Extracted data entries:
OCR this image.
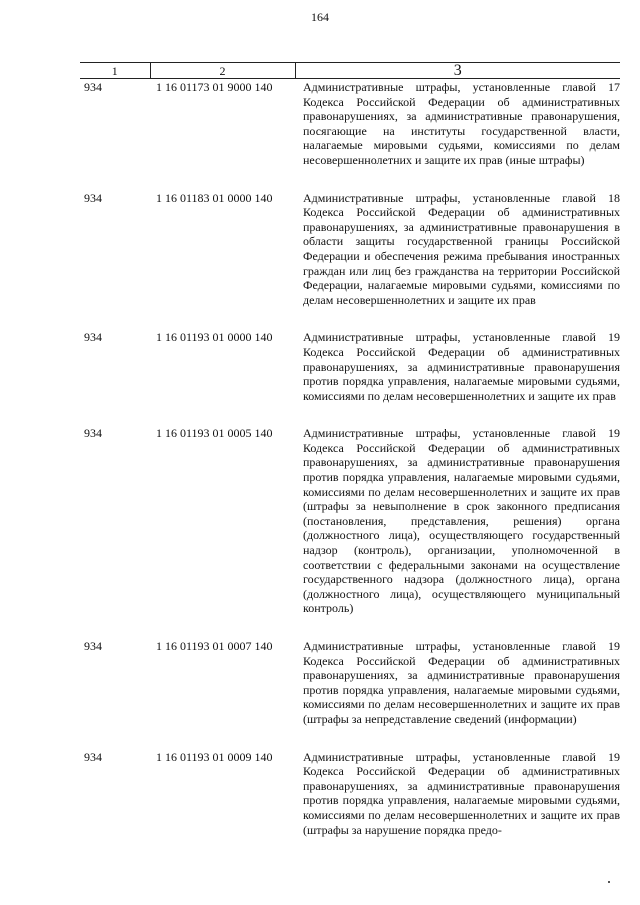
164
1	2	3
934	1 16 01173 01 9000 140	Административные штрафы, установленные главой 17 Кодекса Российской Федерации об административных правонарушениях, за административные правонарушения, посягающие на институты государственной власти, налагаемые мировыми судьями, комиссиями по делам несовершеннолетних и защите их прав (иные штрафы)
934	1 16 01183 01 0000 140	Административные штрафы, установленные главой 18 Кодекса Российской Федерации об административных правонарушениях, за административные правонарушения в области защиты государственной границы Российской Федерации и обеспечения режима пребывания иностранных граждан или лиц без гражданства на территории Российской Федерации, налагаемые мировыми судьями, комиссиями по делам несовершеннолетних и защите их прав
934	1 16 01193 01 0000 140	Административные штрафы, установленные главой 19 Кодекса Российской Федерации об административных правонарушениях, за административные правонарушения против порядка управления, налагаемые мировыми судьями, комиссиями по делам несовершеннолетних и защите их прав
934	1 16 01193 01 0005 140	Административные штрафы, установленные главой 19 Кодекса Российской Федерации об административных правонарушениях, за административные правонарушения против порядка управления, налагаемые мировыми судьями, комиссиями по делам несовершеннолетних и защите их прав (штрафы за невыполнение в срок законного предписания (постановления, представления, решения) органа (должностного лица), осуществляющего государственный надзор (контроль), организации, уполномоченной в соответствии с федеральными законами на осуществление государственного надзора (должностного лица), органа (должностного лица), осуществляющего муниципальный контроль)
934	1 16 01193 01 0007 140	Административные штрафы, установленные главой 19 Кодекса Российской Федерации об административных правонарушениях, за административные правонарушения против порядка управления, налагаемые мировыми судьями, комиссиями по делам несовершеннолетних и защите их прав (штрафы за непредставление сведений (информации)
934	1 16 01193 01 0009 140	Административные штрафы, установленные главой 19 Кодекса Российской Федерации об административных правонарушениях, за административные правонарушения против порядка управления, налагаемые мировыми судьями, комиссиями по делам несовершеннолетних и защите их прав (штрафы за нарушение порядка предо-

...

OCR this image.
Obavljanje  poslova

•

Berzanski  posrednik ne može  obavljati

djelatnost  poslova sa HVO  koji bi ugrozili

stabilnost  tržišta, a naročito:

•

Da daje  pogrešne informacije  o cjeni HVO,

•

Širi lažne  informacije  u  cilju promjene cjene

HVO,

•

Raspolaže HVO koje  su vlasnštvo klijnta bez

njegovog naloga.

__TASK OBJECTIVE__: Copy out each line of the records where the string "государственной" appears.

__FULL SOLUTION__:
934	1 16 01173 01 9000 140	Административные штрафы, установленные главой 17 Кодекса Российской Федерации об административных правонарушениях, за административные правонарушения, посягающие на институты государственной власти, налагаемые мировыми судьями, комиссиями по делам несовершеннолетних и защите их прав (иные штрафы)
934	1 16 01183 01 0000 140	Административные штрафы, установленные главой 18 Кодекса Российской Федерации об административных правонарушениях, за административные правонарушения в области защиты государственной границы Российской Федерации и обеспечения режима пребывания иностранных граждан или лиц без гражданства на территории Российской Федерации, налагаемые мировыми судьями, комиссиями по делам несовершеннолетних и защите их прав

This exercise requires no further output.